### PROBLEM TO WORK ON
Copy the listing below word for word, from its first line through the line containing "organization-field[interactable] xyxy=(288,247,545,267)", and include both of those lines.

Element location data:
======

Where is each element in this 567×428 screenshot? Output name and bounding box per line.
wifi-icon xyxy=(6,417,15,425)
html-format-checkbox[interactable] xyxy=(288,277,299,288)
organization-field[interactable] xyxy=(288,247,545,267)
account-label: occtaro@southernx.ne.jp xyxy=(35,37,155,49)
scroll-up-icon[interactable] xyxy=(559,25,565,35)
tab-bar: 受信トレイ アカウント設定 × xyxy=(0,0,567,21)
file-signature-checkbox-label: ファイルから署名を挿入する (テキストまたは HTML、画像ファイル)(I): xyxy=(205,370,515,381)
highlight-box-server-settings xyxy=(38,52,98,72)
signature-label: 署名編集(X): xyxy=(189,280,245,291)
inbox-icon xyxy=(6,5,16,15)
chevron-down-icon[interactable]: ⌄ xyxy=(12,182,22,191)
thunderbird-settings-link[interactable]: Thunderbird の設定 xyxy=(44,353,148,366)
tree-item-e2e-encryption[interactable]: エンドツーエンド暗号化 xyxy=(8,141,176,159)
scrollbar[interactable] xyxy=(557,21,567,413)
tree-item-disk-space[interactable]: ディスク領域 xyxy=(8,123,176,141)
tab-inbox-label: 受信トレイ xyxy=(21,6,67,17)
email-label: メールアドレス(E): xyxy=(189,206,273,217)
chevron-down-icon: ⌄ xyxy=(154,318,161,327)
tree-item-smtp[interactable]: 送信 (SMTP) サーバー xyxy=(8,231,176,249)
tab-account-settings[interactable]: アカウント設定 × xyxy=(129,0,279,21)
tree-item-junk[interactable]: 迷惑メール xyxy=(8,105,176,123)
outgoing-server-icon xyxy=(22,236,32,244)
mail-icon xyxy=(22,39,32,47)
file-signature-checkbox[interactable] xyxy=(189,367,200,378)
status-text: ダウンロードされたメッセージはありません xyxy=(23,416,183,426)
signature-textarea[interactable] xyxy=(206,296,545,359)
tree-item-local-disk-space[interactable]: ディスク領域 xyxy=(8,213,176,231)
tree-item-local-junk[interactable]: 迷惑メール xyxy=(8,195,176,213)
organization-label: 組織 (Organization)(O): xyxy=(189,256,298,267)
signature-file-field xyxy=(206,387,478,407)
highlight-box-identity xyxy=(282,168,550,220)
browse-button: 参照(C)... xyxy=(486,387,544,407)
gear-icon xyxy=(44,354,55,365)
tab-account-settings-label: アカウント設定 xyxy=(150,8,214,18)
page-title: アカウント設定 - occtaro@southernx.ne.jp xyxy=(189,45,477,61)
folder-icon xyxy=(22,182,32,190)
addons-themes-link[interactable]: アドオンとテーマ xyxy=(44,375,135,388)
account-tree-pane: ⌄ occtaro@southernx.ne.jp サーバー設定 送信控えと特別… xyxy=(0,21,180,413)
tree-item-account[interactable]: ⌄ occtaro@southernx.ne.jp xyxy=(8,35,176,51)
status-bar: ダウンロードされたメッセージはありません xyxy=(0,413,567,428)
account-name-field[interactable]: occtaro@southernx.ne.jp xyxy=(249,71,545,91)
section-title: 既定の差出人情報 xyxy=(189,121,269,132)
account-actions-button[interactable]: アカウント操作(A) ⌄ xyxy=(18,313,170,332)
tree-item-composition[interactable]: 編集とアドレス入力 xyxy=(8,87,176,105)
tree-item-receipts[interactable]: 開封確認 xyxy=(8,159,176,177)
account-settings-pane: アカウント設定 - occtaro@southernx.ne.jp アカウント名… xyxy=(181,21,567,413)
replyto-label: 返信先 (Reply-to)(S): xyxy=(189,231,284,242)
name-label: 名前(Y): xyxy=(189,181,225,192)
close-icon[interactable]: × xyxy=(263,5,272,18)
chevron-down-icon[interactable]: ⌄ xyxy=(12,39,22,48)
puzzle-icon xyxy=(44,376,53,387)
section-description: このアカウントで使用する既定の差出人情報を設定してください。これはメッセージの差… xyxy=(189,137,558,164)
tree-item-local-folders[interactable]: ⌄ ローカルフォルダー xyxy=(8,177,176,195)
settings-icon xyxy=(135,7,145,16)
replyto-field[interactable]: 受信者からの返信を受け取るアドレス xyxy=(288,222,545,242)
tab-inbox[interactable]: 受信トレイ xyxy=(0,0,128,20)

======

### SOLUTION TO THE EXERCISE
Where is each element in this 567×428 screenshot? Output name and bounding box per line.
wifi-icon xyxy=(6,417,15,425)
html-format-checkbox[interactable] xyxy=(288,277,299,288)
organization-field[interactable] xyxy=(288,247,545,267)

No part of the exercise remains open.